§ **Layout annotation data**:
--- --- ---

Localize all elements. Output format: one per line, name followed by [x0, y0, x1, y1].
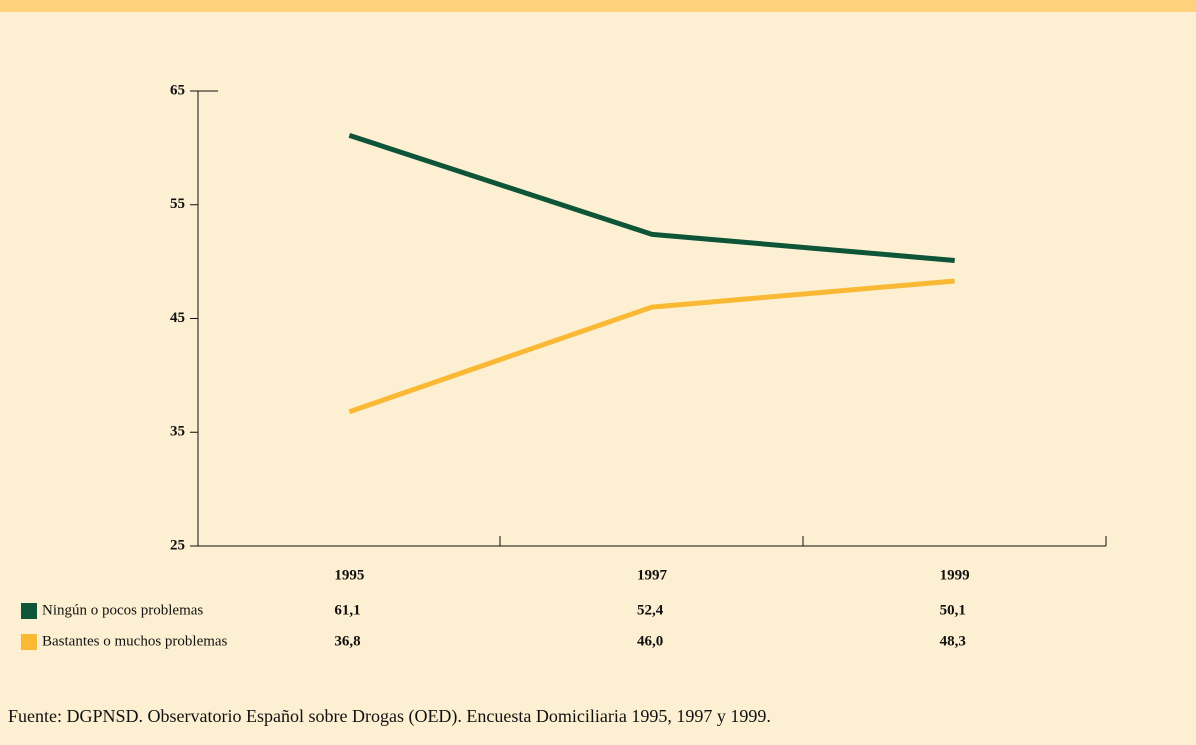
legend-swatch: [21, 634, 37, 650]
y-tick-label: 65: [170, 82, 185, 98]
x-tick-label: 1995: [334, 567, 364, 583]
y-tick-label: 55: [170, 196, 185, 212]
legend-label: Ningún o pocos problemas: [42, 602, 203, 618]
data-label: 46,0: [637, 633, 663, 649]
legend-swatch: [21, 603, 37, 619]
data-label: 50,1: [940, 602, 966, 618]
legend-label: Bastantes o muchos problemas: [42, 633, 228, 649]
data-label: 36,8: [334, 633, 360, 649]
y-tick-label: 35: [170, 424, 185, 440]
x-tick-label: 1999: [940, 567, 970, 583]
y-tick-label: 45: [170, 310, 185, 326]
source-note: Fuente: DGPNSD. Observatorio Español sob…: [8, 706, 771, 727]
top-band: [0, 0, 1196, 12]
series-line: [348, 132, 955, 263]
data-label: 61,1: [334, 602, 360, 618]
y-tick-label: 25: [170, 537, 185, 553]
data-label: 48,3: [940, 633, 966, 649]
data-label: 52,4: [637, 602, 664, 618]
x-tick-label: 1997: [637, 567, 668, 583]
series-line: [348, 278, 955, 415]
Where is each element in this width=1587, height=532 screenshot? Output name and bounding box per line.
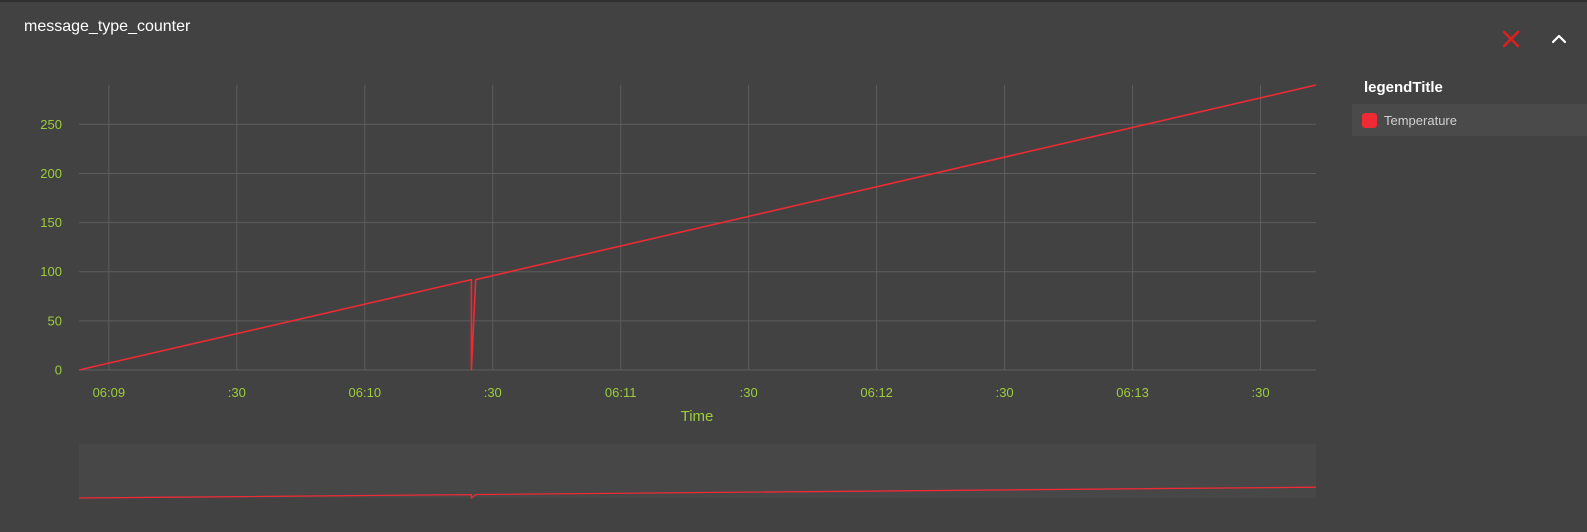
x-tick-label: 06:12 (860, 385, 893, 400)
y-tick-label: 50 (48, 313, 62, 328)
x-axis-ticks: 06:09 :30 06:10 :30 06:11 :30 06:12 :30 06:13 :30 (93, 385, 1270, 400)
legend-item-temperature[interactable]: Temperature (1352, 104, 1587, 136)
legend-label: Temperature (1384, 112, 1457, 128)
y-tick-label: 150 (40, 215, 62, 230)
y-axis-ticks: 0 50 100 150 200 250 (40, 117, 62, 378)
overview-brush[interactable] (79, 444, 1316, 498)
legend: legendTitle Temperature (1352, 76, 1587, 136)
chevron-up-icon (1551, 34, 1567, 44)
grid (79, 85, 1316, 371)
y-tick-label: 0 (55, 363, 62, 378)
x-tick-label: :30 (996, 385, 1014, 400)
x-tick-label: :30 (228, 385, 246, 400)
close-button[interactable] (1498, 26, 1524, 52)
overview-series (78, 486, 1317, 500)
x-tick-label: 06:13 (1116, 385, 1149, 400)
legend-swatch (1362, 112, 1377, 128)
close-icon (1502, 30, 1520, 48)
legend-title: legendTitle (1364, 79, 1443, 96)
x-tick-label: 06:11 (605, 385, 637, 400)
collapse-button[interactable] (1546, 26, 1572, 52)
y-tick-label: 100 (40, 264, 62, 279)
series-lines (78, 84, 1317, 371)
x-tick-label: :30 (740, 385, 758, 400)
y-tick-label: 250 (40, 117, 62, 132)
line-chart: 0 50 100 150 200 250 06:09 :30 06:10 :30 06:11 :30… (40, 84, 1317, 500)
x-tick-label: 06:09 (93, 385, 126, 400)
x-axis-label: Time (681, 408, 714, 425)
overview-line-temperature (78, 486, 1317, 500)
y-tick-label: 200 (40, 166, 62, 181)
panel-title: message_type_counter (24, 18, 191, 35)
x-tick-label: 06:10 (349, 385, 382, 400)
x-tick-label: :30 (1252, 385, 1270, 400)
x-tick-label: :30 (484, 385, 502, 400)
series-line-temperature (78, 84, 1317, 371)
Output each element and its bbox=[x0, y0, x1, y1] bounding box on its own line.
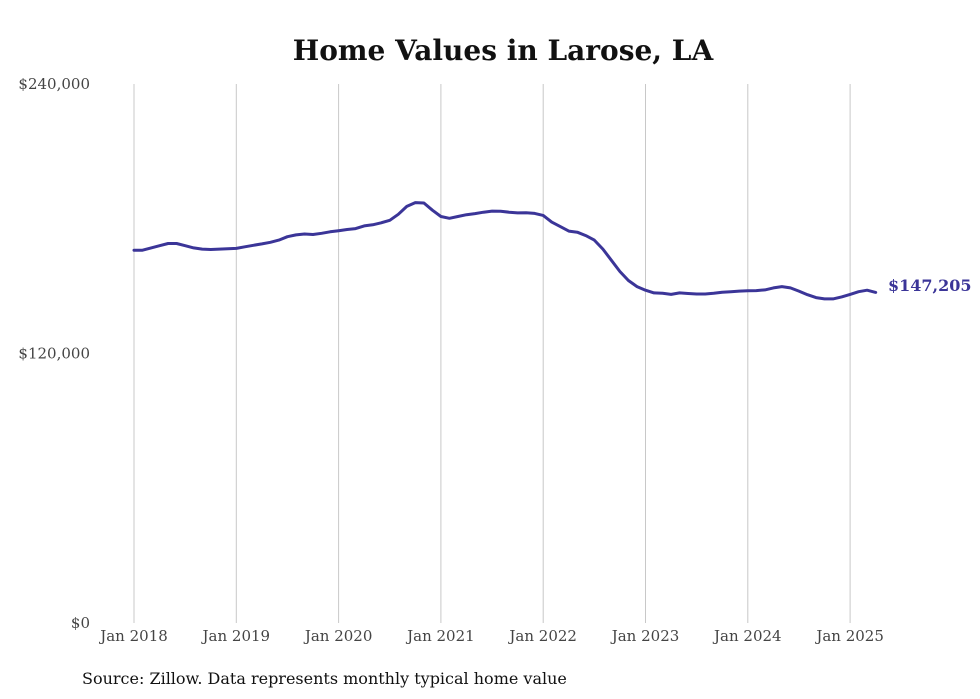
x-tick-label: Jan 2020 bbox=[303, 627, 373, 645]
x-tick-label: Jan 2021 bbox=[405, 627, 475, 645]
x-axis-ticks: Jan 2018 Jan 2019 Jan 2020 Jan 2021 Jan 2022… bbox=[98, 627, 884, 645]
latest-value-label: $147,205 bbox=[888, 276, 972, 295]
x-tick-label: Jan 2024 bbox=[712, 627, 782, 645]
x-tick-label: Jan 2022 bbox=[507, 627, 577, 645]
source-note: Source: Zillow. Data represents monthly … bbox=[82, 669, 567, 688]
y-tick-label: $240,000 bbox=[18, 75, 90, 93]
x-tick-label: Jan 2023 bbox=[610, 627, 680, 645]
home-value-line bbox=[132, 201, 878, 301]
gridlines bbox=[133, 84, 851, 623]
x-tick-label: Jan 2018 bbox=[98, 627, 168, 645]
x-tick-label: Jan 2019 bbox=[201, 627, 271, 645]
y-tick-label: $120,000 bbox=[18, 345, 90, 363]
y-tick-label: $0 bbox=[71, 614, 90, 632]
x-tick-label: Jan 2025 bbox=[814, 627, 884, 645]
y-axis-ticks: $0 $120,000 $240,000 bbox=[18, 75, 90, 632]
chart-title: Home Values in Larose, LA bbox=[293, 34, 715, 67]
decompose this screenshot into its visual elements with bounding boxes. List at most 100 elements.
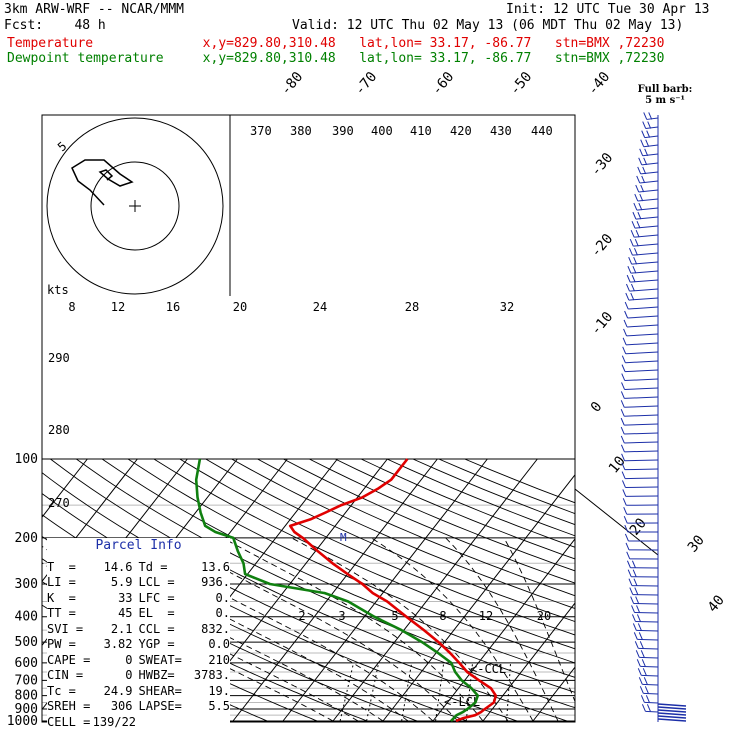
parcel-field-value: 2.1 <box>110 621 133 636</box>
dry-adiabat <box>76 458 575 693</box>
wind-barb <box>624 468 659 471</box>
isotherm-line <box>583 459 740 721</box>
parcel-field-label: SVI = <box>47 621 84 636</box>
parcel-info-panel: Parcel Info T = 14.6 Td = 13.6 LI = 5.9 LCL = 9… <box>47 538 230 735</box>
wind-barb-feather <box>631 220 636 229</box>
wind-barb-feather <box>641 659 646 667</box>
wind-barb <box>624 414 659 417</box>
parcel-field-value: 139/22 <box>92 714 137 729</box>
wind-barb-feather <box>624 533 629 542</box>
parcel-field-value: 832. <box>201 621 230 636</box>
wind-barb <box>635 216 659 220</box>
wind-barb-feather <box>623 328 628 337</box>
parcel-field-label: LI = <box>47 575 76 589</box>
wind-barb-feather <box>621 480 626 488</box>
parcel-field-label: CELL = <box>47 714 91 729</box>
isotherm-label: -40 <box>585 69 614 99</box>
hodograph-speed-label: 28 <box>405 300 419 314</box>
theta-label: 390 <box>332 124 354 138</box>
wind-barb <box>624 432 659 435</box>
wind-barb-feather <box>631 560 636 568</box>
wind-barb-feather <box>626 551 631 560</box>
isotherm-line <box>282 458 488 722</box>
wind-barb-feather <box>620 426 625 435</box>
wind-barb-feather <box>635 650 640 658</box>
dewpoint-legend: Dewpoint temperature x,y=829.80,310.48 l… <box>7 51 665 66</box>
isotherm-label: -60 <box>429 69 458 99</box>
parcel-field-value: 0 <box>125 668 133 682</box>
parcel-field-label: YGP = <box>138 637 175 651</box>
wind-barb-legend: Full barb: <box>638 84 693 95</box>
isotherm-line <box>332 458 538 722</box>
wind-barb <box>657 703 687 707</box>
wind-barb-feather <box>622 337 627 346</box>
parcel-field-value: 14.6 <box>103 559 133 574</box>
dry-adiabat <box>101 458 575 678</box>
isotherm-label: -20 <box>588 231 617 261</box>
hodograph-speed-label: 32 <box>500 300 514 314</box>
parcel-field-value: 0.0 <box>208 637 230 651</box>
parcel-field-label: TT = <box>47 606 76 620</box>
isotherm-label: -30 <box>588 150 617 180</box>
wind-barb-feather <box>628 256 633 265</box>
wind-barb <box>638 189 659 193</box>
moist-adiabat <box>445 537 559 722</box>
wind-barb-feather <box>627 265 632 274</box>
wind-barb-feather <box>640 650 645 658</box>
parcel-field-value: 3783. <box>193 668 230 682</box>
dry-adiabat <box>438 458 575 515</box>
wind-barb <box>624 423 659 426</box>
wind-barb <box>636 629 659 632</box>
wind-barb <box>636 207 659 211</box>
parcel-field-label: CAPE = <box>47 652 91 667</box>
wind-barb <box>646 117 659 120</box>
pressure-label: 500 <box>15 635 38 650</box>
parcel-field-value: 13.6 <box>201 559 230 574</box>
dry-adiabat <box>127 458 575 664</box>
parcel-field-value: 45 <box>118 606 133 620</box>
wind-barb <box>624 378 659 382</box>
hodograph-speed-label: 16 <box>166 300 180 314</box>
theta-label: 420 <box>450 124 472 138</box>
dry-adiabat <box>283 458 575 584</box>
theta-label: 380 <box>290 124 312 138</box>
pressure-label: 800 <box>15 689 38 704</box>
wind-barb <box>641 162 659 166</box>
parcel-row: LI = 5.9 LCL = 936. <box>47 575 230 591</box>
wind-barb <box>644 135 659 139</box>
hodograph-speed-label: 24 <box>313 300 327 314</box>
wind-barb <box>632 252 659 256</box>
isotherm-line <box>42 458 88 518</box>
isotherm-label: -70 <box>352 69 381 99</box>
wind-barb-feather <box>638 157 643 166</box>
mixing-ratio-label: 3 <box>338 609 345 623</box>
wind-barb-feather <box>642 668 647 676</box>
wind-barb-feather <box>620 391 625 399</box>
pressure-label: 400 <box>15 610 38 625</box>
wind-barb <box>624 387 659 390</box>
parcel-field-label: SREH = <box>47 699 91 713</box>
parcel-row: T = 14.6 Td = 13.6 <box>47 560 230 576</box>
isotherm-line <box>633 459 740 721</box>
parcel-field-label: LCL = <box>138 575 175 589</box>
wind-barb-feather <box>643 112 648 120</box>
wind-barb-feather <box>623 515 628 524</box>
parcel-field-label: PW = <box>47 637 76 651</box>
wind-barb <box>638 647 659 650</box>
wind-barb-feather <box>641 704 646 712</box>
wind-barb-feather <box>632 569 637 577</box>
wind-barb-feather <box>630 229 635 238</box>
wind-barb-feather <box>645 139 650 147</box>
isotherm-line <box>482 602 575 722</box>
hodograph-speed-label: 12 <box>111 300 125 314</box>
moist-adiabat <box>42 562 334 722</box>
parcel-row: CELL = 139/22 <box>47 715 230 731</box>
parcel-field-label: T = <box>47 559 76 574</box>
parcel-row: PW = 3.82 YGP = 0.0 <box>47 637 230 653</box>
wind-barb-feather <box>621 373 626 381</box>
model-title: 3km ARW-WRF -- NCAR/MMM <box>4 2 185 17</box>
wind-barb <box>657 718 687 722</box>
wind-barb-feather <box>635 229 640 238</box>
parcel-row: SVI = 2.1 CCL = 832. <box>47 622 230 638</box>
wind-barb-feather <box>637 668 642 676</box>
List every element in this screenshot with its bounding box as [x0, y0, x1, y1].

--- --- ---

§ **PROBLEM**:
From the listing above, pull out only the lines that contain the string "series", and copy each one.

§ **THE COMPLETED TASK**:
series-line: [348, 132, 955, 263]
series-line: [348, 278, 955, 415]
overview-series (78, 486, 1317, 500)
series-lines (78, 84, 1317, 371)
series-line-temperature (78, 84, 1317, 371)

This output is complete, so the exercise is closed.